┌──

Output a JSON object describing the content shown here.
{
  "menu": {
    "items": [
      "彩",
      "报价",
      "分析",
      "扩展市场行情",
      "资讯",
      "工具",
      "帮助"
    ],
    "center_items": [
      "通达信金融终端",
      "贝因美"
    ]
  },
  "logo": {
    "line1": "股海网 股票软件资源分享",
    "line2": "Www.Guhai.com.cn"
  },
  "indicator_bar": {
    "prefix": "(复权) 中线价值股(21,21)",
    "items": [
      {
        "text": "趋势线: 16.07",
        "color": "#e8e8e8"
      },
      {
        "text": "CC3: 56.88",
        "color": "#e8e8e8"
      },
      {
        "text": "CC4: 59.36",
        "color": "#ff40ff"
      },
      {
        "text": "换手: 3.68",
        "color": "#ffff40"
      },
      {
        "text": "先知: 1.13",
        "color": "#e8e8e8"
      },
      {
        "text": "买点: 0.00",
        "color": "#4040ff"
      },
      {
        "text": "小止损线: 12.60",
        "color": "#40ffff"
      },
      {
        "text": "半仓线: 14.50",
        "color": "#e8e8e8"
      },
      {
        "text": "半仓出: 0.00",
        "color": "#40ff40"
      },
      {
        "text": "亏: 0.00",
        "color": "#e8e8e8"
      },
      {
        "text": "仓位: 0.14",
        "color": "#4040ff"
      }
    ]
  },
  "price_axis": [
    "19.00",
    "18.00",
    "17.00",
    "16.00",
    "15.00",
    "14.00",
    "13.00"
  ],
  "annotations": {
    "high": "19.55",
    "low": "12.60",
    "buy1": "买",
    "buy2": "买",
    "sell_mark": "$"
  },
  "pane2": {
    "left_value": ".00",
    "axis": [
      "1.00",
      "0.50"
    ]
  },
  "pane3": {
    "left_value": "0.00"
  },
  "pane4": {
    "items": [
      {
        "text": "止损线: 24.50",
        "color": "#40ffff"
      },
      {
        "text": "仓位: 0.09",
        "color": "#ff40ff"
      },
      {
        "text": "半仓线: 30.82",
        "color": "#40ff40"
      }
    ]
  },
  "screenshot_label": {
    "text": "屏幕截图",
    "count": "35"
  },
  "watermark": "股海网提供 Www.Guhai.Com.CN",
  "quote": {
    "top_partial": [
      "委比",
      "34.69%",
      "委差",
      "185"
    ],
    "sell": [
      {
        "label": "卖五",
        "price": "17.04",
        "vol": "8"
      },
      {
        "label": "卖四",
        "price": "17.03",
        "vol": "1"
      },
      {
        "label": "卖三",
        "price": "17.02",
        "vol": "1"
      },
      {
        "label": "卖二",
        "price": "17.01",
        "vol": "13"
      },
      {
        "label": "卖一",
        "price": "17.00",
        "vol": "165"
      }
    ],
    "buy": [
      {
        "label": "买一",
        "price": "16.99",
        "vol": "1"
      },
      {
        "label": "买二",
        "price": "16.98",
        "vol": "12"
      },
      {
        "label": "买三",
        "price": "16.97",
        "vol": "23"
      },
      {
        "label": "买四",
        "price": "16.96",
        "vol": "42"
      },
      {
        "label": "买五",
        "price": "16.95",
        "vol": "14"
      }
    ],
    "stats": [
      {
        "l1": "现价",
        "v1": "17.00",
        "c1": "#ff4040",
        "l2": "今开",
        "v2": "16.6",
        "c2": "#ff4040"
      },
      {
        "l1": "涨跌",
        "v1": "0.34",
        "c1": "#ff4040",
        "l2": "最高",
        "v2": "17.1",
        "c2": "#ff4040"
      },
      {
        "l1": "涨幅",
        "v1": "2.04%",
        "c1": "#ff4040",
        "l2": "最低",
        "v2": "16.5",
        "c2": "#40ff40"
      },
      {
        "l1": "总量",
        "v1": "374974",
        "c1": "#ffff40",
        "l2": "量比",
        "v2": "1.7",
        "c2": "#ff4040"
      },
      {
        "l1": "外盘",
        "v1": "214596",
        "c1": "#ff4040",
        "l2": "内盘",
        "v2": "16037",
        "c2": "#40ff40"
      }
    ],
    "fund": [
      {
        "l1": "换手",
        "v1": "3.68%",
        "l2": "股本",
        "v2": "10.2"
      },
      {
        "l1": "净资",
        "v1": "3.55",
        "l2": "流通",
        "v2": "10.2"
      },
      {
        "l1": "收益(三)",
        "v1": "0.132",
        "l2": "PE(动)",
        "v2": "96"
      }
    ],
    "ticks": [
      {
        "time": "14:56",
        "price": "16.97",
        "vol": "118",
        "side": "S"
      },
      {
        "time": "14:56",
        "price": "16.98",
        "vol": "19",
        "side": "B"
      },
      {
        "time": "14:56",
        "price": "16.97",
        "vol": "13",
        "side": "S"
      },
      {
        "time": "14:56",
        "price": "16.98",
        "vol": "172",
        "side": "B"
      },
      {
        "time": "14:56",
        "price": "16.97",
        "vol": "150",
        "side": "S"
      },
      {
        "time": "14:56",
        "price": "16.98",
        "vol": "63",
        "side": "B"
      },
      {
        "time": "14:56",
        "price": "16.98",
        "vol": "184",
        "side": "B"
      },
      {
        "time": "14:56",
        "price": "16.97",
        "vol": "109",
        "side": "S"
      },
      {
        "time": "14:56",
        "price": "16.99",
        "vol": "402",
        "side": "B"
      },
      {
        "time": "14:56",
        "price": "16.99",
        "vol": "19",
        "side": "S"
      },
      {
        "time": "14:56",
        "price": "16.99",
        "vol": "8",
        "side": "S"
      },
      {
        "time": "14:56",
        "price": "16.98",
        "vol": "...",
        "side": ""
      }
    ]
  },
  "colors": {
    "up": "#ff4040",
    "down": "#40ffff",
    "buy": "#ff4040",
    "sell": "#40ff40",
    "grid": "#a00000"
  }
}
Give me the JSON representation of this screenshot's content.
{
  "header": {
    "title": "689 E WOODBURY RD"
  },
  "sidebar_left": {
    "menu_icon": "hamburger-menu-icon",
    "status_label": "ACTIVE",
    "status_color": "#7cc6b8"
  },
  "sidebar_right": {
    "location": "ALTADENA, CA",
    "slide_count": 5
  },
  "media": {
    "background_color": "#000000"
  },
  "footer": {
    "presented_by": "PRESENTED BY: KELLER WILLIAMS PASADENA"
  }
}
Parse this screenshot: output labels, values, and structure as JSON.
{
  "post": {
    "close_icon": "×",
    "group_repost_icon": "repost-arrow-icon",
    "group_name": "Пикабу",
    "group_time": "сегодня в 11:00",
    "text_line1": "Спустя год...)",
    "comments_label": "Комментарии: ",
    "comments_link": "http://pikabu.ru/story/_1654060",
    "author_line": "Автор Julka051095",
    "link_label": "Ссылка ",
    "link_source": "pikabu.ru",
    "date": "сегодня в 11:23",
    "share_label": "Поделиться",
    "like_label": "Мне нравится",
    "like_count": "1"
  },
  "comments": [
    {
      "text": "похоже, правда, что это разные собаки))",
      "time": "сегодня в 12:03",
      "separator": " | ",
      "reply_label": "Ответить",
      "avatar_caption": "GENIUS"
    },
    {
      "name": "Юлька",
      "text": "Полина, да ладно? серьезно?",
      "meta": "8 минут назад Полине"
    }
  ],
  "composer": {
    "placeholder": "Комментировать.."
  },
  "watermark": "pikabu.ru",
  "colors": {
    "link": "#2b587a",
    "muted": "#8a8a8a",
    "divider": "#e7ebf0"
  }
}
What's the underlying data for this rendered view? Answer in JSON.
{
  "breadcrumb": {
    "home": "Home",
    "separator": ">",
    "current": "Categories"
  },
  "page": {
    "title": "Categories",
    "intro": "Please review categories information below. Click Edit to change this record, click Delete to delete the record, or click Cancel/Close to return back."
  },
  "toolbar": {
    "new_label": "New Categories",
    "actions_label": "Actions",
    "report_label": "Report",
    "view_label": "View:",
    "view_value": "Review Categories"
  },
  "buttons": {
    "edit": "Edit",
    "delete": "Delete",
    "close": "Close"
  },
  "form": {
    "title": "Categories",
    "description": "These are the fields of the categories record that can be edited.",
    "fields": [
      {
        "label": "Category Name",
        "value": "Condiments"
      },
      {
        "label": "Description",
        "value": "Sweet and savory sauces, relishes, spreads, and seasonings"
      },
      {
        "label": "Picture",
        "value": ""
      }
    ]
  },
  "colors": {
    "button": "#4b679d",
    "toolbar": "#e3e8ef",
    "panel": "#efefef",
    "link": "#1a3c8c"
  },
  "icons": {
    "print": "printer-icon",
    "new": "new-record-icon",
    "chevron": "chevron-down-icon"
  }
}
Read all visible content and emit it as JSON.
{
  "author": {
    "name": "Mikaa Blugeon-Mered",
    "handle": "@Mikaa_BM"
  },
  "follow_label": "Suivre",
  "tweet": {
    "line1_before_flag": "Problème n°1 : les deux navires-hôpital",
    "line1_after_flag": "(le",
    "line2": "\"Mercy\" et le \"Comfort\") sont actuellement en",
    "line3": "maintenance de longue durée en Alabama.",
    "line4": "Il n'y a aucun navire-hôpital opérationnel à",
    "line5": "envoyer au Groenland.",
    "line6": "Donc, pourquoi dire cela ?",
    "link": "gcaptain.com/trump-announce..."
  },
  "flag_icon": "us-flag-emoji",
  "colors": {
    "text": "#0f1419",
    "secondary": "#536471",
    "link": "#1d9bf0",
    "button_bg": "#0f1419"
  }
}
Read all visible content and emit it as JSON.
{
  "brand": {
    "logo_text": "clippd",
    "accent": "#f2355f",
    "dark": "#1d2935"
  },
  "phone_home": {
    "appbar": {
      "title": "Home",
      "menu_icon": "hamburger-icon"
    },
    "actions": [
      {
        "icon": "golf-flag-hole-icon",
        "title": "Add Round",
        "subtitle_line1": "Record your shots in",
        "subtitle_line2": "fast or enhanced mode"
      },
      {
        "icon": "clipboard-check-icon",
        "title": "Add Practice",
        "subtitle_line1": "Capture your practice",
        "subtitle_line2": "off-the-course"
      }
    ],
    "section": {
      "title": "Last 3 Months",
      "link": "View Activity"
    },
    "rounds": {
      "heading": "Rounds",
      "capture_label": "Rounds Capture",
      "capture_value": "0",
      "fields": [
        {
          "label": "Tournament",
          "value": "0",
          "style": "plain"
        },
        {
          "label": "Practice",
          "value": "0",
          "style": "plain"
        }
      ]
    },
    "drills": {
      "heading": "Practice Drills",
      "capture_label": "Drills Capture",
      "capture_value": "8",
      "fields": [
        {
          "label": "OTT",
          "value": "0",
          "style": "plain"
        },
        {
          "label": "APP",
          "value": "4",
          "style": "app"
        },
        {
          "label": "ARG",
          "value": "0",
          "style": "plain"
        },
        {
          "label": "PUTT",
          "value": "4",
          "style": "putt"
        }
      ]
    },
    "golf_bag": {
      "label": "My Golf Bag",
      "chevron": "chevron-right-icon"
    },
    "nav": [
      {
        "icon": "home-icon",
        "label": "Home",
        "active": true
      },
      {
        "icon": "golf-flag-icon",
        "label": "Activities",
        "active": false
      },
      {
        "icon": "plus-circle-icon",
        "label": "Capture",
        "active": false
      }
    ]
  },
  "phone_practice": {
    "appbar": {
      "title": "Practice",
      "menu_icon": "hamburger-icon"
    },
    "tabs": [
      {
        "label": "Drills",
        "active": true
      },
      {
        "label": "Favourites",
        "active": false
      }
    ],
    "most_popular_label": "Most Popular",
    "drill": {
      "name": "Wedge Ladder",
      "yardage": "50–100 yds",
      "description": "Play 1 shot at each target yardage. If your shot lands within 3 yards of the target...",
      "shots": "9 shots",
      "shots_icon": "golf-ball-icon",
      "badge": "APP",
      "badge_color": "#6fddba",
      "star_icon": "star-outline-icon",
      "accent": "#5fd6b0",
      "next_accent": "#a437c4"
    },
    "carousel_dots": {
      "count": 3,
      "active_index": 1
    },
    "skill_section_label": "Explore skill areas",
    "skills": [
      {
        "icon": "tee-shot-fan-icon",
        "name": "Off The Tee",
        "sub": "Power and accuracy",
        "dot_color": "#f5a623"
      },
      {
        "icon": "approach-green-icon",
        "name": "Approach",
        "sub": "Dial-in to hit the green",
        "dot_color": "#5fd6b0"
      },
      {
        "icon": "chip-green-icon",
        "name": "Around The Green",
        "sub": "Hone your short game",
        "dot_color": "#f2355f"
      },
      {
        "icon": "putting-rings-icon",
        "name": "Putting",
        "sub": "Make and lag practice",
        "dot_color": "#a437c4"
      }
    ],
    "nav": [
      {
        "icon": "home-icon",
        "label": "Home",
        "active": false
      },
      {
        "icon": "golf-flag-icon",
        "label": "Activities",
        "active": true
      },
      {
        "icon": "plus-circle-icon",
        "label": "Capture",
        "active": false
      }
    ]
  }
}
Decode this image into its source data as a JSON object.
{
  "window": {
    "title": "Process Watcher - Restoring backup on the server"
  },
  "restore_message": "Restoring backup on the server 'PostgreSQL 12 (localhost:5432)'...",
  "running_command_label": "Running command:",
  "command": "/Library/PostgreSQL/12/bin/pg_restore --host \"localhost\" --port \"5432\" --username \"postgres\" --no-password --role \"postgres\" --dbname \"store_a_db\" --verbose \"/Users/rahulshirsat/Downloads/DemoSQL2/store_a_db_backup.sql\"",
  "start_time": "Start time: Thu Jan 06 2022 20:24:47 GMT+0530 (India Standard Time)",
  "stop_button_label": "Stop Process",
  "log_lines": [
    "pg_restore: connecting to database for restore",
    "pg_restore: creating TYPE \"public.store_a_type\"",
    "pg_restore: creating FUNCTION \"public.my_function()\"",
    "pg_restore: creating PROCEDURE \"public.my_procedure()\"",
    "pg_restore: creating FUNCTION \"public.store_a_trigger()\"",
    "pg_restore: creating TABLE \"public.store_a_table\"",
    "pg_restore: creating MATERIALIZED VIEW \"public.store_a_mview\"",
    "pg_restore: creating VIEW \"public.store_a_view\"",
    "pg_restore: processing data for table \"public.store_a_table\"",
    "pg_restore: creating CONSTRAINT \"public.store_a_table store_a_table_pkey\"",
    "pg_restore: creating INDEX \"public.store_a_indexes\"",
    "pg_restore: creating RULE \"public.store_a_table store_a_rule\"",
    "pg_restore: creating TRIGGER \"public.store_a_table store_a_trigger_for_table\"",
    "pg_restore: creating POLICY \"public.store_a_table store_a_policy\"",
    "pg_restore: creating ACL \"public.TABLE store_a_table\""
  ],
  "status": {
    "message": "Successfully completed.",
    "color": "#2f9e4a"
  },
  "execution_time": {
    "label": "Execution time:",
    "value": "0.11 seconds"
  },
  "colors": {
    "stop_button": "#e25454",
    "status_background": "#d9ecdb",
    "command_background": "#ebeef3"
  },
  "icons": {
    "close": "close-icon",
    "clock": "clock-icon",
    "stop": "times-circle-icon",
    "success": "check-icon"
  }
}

└──

▶ **Set task**
Return all lines containing the word "fields".

▶ **Written response**
    "description": "These are the fields of the categories record that can be edited.",
    "fields": [
      "fields": [
      "fields": [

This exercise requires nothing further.